• [About this exercise]:
Where does the string "controls" occur in the records? Copy each line that holds it.
Data to examine: Begin
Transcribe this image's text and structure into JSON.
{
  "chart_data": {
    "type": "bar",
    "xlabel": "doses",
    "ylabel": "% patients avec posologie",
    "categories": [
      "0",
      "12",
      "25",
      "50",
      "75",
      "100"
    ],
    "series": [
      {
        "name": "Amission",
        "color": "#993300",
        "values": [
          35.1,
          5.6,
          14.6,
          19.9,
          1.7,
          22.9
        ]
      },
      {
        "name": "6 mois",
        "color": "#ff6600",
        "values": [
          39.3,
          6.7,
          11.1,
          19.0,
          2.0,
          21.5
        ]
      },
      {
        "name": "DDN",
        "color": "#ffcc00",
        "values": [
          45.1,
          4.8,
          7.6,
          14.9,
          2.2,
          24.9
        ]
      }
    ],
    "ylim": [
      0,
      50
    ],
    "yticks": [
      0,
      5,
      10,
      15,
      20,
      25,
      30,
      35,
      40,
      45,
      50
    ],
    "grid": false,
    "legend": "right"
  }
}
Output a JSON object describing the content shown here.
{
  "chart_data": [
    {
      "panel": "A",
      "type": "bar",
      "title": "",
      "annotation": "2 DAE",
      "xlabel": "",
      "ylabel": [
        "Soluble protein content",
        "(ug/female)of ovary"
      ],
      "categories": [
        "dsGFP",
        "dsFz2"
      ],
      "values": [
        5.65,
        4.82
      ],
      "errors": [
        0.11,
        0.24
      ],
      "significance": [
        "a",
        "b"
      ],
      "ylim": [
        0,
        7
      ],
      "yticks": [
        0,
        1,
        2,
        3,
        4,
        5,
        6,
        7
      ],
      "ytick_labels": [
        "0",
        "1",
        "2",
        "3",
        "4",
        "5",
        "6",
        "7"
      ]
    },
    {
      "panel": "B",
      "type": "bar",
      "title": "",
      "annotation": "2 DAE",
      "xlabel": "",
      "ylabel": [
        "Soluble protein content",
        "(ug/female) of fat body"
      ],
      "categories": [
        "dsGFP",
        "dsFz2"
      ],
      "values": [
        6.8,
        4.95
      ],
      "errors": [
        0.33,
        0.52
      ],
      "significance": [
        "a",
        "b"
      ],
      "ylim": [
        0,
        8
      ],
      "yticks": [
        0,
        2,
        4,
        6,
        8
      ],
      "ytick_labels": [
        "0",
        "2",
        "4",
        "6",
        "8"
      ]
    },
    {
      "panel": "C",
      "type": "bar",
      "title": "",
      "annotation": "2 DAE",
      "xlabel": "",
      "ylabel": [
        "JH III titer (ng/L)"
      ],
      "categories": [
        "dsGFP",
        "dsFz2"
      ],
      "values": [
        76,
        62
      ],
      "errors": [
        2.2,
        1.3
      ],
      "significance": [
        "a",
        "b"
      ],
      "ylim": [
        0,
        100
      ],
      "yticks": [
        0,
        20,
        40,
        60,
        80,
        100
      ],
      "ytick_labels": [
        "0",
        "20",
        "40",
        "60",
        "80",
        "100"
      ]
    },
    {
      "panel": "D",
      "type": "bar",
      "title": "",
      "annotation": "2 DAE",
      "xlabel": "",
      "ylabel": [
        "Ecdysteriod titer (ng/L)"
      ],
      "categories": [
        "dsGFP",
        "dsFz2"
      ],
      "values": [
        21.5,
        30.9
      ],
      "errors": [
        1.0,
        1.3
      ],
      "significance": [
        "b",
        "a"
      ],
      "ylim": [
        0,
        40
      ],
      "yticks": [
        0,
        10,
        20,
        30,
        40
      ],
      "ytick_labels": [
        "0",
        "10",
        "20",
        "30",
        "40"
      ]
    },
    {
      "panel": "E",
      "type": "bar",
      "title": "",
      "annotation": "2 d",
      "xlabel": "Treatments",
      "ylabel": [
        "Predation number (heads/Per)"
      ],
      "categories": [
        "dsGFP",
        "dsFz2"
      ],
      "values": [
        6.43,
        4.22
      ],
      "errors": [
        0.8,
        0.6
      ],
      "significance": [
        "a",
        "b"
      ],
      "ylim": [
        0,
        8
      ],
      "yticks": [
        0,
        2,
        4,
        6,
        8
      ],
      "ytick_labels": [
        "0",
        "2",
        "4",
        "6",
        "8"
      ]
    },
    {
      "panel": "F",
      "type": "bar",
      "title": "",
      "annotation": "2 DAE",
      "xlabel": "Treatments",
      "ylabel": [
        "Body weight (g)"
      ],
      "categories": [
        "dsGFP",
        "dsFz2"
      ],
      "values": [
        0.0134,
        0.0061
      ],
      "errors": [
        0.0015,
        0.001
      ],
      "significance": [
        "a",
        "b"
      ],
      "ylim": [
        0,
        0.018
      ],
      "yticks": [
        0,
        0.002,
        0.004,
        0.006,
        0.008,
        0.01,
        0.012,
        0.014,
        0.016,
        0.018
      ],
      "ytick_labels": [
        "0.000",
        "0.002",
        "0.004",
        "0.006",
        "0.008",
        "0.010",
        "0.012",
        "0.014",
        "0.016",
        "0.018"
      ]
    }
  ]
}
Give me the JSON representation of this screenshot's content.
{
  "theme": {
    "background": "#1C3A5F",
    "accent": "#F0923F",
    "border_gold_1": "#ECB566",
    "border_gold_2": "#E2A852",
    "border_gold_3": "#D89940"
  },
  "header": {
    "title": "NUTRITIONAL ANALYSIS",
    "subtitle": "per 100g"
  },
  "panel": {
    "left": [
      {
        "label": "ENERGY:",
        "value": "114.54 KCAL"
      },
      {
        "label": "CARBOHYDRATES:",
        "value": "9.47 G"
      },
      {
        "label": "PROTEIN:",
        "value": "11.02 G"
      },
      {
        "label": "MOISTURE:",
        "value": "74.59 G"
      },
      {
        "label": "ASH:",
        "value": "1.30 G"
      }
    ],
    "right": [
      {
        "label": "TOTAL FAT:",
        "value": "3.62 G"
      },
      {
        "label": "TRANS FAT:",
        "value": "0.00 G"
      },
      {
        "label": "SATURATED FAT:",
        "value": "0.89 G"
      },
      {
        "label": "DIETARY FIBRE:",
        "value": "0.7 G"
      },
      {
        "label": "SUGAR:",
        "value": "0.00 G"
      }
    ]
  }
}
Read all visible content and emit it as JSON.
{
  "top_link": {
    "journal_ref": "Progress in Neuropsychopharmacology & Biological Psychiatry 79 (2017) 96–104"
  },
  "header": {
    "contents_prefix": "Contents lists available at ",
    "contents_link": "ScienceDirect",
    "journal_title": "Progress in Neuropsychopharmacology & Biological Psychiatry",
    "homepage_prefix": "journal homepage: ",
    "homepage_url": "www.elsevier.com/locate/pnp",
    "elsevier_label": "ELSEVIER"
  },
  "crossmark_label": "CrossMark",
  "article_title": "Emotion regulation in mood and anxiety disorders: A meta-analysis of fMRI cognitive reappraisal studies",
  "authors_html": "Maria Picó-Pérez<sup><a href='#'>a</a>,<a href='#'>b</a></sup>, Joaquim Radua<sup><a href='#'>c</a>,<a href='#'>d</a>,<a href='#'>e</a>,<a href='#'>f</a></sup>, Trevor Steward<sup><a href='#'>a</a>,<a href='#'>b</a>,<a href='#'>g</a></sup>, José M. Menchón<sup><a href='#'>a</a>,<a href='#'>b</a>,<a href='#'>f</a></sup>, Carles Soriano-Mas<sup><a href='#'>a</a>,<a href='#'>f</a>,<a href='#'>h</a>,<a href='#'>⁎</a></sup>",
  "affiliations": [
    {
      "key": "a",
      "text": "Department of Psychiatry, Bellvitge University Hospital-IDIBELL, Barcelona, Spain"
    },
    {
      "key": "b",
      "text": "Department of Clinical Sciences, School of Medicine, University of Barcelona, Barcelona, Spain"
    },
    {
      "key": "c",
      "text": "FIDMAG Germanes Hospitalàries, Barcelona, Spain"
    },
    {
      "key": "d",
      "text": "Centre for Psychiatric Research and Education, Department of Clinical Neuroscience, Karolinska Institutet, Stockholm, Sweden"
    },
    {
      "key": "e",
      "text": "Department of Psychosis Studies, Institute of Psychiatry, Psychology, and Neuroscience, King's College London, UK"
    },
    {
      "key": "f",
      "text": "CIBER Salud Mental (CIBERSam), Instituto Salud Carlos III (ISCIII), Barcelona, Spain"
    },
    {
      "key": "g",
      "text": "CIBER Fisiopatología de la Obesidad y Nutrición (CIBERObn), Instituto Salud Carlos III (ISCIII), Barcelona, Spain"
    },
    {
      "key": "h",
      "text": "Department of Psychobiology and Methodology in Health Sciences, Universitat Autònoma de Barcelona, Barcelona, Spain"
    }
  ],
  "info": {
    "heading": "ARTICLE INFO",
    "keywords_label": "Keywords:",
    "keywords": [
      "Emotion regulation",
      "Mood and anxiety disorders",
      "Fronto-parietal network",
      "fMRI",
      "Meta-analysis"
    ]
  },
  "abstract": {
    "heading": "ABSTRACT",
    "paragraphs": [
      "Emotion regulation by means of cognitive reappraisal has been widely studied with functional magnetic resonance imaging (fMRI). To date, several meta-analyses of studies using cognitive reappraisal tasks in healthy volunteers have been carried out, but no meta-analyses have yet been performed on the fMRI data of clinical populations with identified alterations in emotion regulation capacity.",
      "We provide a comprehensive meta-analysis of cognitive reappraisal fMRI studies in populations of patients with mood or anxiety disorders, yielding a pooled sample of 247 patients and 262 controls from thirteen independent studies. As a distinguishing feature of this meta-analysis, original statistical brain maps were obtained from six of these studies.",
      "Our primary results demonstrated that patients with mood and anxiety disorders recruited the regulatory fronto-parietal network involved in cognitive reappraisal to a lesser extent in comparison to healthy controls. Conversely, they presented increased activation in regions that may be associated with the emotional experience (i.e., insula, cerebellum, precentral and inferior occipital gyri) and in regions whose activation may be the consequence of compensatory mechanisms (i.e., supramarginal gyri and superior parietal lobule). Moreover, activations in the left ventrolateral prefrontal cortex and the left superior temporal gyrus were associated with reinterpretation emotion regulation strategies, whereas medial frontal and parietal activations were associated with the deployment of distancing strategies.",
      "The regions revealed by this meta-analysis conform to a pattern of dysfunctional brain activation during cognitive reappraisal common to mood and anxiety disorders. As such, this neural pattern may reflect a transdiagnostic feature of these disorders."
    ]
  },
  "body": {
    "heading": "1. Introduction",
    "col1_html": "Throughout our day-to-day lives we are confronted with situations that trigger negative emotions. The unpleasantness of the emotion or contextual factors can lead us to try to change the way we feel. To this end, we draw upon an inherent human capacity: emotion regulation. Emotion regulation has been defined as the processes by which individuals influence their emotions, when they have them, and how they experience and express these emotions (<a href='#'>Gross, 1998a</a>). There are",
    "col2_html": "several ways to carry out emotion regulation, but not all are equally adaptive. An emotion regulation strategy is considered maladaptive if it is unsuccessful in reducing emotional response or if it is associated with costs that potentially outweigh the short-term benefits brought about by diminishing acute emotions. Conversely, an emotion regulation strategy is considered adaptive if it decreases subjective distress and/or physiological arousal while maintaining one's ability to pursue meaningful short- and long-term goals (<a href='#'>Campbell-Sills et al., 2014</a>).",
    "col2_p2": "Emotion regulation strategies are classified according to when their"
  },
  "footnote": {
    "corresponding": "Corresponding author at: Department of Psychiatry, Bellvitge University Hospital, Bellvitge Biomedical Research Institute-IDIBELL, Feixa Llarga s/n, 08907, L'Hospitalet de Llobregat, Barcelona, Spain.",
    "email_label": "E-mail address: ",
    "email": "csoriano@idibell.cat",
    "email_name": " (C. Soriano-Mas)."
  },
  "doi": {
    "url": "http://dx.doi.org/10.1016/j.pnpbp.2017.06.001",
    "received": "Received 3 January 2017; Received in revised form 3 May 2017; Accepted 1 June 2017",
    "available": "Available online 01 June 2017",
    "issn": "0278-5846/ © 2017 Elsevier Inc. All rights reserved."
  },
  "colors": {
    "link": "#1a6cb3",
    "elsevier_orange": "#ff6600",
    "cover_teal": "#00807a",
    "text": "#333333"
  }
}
Data to examine: End
• [The answer]:
      "We provide a comprehensive meta-analysis of cognitive reappraisal fMRI studies in populations of patients with mood or anxiety disorders, yielding a pooled sample of 247 patients and 262 controls from thirteen independent studies. As a distinguishing feature of this meta-analysis, original statistical brain maps were obtained from six of these studies.",
      "Our primary results demonstrated that patients with mood and anxiety disorders recruited the regulatory fronto-parietal network involved in cognitive reappraisal to a lesser extent in comparison to healthy controls. Conversely, they presented increased activation in regions that may be associated with the emotional experience (i.e., insula, cerebellum, precentral and inferior occipital gyri) and in regions whose activation may be the consequence of compensatory mechanisms (i.e., supramarginal gyri and superior parietal lobule). Moreover, activations in the left ventrolateral prefrontal cortex and the left superior temporal gyrus were associated with reinterpretation emotion regulation strategies, whereas medial frontal and parietal activations were associated with the deployment of distancing strategies.",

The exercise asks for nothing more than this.